== Given entries

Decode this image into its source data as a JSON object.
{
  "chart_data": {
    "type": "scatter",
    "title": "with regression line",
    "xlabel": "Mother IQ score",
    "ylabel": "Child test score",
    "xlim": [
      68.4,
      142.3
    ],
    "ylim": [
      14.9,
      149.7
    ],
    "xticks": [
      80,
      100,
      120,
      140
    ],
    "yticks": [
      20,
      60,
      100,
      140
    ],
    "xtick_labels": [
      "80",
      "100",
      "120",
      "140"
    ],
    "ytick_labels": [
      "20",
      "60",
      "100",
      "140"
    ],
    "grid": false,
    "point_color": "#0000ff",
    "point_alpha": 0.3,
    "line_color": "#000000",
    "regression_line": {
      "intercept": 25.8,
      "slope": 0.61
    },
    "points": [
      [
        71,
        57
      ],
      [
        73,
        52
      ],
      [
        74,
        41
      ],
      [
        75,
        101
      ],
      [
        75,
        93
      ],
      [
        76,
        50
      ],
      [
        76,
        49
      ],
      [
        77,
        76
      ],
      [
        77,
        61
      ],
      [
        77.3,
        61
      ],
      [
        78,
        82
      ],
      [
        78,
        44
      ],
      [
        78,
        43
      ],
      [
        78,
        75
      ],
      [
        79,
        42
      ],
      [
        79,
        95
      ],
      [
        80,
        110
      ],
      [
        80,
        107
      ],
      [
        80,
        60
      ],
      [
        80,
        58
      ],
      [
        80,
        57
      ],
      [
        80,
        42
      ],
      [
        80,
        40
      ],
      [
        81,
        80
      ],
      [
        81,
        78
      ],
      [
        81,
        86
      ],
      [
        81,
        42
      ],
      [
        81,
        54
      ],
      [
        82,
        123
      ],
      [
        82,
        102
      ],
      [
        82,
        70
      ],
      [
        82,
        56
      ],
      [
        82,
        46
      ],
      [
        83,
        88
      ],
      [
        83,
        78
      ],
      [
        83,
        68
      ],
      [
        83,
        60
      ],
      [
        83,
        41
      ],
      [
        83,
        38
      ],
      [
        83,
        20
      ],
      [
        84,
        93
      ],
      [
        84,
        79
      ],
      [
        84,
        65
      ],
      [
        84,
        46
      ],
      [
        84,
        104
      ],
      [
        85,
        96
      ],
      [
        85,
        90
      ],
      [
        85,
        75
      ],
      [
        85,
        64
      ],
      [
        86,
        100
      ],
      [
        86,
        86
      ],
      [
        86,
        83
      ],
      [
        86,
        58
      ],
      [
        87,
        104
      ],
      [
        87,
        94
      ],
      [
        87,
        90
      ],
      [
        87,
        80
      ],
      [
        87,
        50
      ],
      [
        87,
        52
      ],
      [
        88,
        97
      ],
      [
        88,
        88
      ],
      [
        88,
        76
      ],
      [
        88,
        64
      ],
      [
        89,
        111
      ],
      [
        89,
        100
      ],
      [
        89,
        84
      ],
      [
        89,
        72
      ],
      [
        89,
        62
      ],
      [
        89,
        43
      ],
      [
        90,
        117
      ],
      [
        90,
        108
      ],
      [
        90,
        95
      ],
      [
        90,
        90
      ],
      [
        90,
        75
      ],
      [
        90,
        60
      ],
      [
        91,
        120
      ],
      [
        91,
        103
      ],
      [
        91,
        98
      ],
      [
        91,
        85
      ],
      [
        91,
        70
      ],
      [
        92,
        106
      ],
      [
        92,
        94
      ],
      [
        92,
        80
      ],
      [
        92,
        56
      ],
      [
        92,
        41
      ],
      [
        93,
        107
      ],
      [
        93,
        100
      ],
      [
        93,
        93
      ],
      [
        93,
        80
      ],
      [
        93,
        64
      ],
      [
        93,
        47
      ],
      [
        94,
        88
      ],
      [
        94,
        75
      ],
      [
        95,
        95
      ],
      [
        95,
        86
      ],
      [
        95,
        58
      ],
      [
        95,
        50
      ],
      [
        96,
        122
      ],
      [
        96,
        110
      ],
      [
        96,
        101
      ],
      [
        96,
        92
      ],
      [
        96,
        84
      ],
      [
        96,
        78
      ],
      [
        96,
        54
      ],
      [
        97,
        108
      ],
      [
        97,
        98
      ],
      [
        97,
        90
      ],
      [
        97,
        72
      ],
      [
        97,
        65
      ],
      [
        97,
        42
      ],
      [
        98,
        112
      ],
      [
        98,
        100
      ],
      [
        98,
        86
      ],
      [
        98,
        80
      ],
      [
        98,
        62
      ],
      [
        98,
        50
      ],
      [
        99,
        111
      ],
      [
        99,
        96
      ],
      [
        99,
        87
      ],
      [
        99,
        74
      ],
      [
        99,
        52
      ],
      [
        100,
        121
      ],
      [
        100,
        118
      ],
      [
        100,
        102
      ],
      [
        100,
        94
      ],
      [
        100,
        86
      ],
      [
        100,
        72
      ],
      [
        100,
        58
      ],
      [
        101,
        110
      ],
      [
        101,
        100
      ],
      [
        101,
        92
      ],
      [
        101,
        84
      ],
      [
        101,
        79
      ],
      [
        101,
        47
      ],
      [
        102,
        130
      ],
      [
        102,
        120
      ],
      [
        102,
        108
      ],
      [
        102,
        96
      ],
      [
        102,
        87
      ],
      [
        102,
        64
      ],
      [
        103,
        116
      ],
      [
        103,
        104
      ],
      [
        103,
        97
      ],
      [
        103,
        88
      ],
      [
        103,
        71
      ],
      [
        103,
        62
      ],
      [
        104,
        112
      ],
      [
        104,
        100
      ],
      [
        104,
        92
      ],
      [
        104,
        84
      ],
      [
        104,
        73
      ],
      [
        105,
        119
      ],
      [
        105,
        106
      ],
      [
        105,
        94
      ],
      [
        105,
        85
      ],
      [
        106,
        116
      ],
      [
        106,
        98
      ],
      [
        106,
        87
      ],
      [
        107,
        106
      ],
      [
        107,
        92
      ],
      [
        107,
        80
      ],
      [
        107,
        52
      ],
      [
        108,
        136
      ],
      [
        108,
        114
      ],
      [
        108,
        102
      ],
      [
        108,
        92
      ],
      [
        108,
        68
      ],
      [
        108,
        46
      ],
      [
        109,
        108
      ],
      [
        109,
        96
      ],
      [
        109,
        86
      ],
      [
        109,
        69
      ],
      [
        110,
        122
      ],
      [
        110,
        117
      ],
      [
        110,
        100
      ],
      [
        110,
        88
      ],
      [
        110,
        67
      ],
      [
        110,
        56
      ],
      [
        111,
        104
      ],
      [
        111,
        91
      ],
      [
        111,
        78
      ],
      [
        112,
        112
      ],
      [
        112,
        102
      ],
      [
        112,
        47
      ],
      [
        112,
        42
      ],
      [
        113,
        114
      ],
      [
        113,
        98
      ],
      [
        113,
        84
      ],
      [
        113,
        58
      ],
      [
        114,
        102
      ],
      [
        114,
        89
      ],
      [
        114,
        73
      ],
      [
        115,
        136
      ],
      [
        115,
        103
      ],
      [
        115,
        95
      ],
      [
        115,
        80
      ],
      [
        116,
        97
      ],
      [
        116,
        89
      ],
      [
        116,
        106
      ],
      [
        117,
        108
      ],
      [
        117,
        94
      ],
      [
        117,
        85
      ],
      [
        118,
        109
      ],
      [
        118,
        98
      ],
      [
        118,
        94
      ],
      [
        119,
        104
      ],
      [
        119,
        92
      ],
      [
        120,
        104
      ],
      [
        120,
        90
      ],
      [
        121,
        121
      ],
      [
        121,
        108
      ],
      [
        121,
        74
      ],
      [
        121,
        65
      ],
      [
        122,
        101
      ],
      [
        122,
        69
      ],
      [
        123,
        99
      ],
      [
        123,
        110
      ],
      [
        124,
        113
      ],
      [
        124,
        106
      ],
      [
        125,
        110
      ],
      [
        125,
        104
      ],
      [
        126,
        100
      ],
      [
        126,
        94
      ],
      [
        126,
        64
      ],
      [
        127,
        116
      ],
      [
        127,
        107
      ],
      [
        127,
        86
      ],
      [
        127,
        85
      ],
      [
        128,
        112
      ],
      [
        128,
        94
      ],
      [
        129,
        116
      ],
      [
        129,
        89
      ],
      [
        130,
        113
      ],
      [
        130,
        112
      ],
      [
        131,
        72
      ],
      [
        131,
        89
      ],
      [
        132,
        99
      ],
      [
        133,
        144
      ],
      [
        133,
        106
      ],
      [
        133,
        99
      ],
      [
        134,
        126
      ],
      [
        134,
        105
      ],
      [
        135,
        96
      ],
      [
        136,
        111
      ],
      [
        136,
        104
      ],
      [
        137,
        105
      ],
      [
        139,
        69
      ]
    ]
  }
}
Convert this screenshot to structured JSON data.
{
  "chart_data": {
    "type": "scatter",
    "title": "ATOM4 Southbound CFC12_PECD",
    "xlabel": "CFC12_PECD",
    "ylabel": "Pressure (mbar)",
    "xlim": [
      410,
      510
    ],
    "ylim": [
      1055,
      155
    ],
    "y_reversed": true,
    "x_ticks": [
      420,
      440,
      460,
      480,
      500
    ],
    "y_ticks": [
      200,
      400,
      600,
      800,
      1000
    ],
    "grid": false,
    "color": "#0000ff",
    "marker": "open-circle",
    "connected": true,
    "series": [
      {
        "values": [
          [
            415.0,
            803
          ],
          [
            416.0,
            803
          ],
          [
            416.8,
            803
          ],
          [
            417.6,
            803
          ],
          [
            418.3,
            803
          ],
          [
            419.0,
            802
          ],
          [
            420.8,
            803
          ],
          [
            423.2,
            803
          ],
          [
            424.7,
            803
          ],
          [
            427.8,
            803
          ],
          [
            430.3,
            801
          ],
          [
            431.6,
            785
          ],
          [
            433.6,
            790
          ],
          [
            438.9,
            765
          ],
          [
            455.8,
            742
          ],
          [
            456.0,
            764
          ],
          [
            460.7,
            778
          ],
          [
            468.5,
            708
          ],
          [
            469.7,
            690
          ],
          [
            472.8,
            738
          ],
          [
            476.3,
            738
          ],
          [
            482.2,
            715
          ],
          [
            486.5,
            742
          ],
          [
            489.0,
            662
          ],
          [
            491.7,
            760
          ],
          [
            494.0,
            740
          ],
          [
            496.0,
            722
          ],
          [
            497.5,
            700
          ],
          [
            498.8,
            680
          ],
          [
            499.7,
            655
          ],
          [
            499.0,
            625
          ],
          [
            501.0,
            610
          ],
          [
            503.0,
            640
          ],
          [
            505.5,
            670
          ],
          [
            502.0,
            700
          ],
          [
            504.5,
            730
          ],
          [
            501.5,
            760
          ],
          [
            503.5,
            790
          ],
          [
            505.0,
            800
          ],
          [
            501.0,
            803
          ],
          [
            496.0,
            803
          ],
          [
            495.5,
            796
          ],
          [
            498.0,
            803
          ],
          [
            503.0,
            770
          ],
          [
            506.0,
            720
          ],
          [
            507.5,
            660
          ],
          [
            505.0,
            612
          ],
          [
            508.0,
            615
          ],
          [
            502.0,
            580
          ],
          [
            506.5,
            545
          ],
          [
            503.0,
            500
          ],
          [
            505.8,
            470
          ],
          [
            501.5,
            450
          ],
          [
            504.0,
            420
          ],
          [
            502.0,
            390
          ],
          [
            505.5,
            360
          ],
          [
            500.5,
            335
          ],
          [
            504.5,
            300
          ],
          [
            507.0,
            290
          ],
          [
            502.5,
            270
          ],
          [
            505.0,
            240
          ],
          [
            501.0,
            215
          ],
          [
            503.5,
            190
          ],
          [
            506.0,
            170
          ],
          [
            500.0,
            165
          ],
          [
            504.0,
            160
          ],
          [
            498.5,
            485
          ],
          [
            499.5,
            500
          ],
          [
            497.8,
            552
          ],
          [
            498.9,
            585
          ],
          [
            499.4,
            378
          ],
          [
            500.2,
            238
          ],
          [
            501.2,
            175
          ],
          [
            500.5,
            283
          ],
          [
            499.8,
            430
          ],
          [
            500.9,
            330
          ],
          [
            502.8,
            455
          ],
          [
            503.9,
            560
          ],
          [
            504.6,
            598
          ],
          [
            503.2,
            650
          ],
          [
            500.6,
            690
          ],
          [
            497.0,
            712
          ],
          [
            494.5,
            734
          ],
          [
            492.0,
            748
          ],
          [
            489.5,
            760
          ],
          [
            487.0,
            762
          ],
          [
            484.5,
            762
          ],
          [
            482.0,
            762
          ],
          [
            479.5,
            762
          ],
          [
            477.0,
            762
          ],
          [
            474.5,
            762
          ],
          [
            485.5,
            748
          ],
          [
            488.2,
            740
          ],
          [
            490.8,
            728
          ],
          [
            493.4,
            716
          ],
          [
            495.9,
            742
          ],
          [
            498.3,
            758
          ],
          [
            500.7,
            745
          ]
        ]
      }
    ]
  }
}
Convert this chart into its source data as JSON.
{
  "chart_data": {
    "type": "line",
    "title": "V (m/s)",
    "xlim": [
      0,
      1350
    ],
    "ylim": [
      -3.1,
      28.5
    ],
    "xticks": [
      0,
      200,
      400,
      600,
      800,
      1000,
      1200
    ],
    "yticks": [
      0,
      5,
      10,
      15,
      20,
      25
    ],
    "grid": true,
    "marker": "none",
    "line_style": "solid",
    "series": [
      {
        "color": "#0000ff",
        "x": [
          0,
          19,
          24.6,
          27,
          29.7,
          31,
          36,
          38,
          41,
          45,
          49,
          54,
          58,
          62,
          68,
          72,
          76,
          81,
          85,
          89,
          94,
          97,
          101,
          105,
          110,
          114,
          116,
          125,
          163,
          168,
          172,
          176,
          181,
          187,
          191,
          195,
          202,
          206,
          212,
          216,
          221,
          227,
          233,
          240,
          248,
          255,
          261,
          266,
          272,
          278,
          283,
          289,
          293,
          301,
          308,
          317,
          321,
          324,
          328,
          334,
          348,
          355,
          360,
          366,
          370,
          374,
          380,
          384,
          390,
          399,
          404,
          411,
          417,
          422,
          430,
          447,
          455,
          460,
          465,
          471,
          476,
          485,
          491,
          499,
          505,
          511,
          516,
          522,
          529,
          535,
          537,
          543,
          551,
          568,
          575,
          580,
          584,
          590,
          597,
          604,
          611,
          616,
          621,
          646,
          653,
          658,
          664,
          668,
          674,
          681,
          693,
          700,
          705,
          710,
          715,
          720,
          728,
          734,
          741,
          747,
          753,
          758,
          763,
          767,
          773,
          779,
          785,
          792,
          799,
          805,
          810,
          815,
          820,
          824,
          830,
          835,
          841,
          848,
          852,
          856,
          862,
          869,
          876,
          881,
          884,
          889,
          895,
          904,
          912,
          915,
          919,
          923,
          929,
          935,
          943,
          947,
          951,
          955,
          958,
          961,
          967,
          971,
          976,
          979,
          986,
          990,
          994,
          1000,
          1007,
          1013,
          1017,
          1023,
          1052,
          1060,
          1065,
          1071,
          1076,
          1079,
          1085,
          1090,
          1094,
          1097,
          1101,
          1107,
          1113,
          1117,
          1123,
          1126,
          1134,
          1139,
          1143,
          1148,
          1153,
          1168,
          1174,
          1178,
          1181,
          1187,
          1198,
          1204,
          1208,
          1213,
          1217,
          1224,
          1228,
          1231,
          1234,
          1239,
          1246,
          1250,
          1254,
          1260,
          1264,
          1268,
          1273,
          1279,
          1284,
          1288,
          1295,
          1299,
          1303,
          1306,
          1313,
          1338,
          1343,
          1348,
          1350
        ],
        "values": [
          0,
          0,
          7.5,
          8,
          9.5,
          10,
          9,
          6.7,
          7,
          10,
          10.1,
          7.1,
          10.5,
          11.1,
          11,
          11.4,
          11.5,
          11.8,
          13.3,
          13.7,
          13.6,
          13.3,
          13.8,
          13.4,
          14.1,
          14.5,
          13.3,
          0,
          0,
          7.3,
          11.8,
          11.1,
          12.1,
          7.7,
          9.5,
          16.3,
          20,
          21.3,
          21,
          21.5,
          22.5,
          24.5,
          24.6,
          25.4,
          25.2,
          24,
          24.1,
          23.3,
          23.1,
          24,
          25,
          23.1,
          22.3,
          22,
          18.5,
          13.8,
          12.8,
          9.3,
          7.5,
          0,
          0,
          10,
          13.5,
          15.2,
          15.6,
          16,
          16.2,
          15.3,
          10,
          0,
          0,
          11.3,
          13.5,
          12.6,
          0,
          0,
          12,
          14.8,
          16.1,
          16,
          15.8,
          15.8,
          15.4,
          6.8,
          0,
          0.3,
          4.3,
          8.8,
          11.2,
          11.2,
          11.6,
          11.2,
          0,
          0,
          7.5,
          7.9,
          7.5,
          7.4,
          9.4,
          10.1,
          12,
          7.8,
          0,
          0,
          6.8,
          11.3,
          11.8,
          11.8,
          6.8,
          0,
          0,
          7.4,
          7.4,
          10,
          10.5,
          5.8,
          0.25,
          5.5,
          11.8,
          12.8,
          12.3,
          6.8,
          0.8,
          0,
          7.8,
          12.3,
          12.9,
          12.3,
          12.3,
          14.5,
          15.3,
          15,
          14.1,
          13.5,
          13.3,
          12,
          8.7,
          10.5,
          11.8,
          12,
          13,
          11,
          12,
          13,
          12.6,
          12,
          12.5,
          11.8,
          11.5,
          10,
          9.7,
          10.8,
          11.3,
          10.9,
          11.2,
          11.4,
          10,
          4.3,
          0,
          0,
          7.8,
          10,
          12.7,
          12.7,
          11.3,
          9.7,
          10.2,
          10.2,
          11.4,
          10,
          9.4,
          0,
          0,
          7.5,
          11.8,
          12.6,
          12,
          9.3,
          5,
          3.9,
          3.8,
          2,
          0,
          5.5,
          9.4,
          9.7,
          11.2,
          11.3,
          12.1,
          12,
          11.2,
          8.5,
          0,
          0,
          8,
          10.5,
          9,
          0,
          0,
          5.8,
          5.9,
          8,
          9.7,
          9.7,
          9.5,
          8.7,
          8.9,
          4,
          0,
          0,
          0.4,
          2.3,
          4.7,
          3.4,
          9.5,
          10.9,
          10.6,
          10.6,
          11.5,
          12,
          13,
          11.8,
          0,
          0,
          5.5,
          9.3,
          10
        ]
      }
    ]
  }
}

====

◆ **Written exercise**: Every line holding "score" should be copied out.

◆ **Solution for this problem**:
    "xlabel": "Mother IQ score",
    "ylabel": "Child test score",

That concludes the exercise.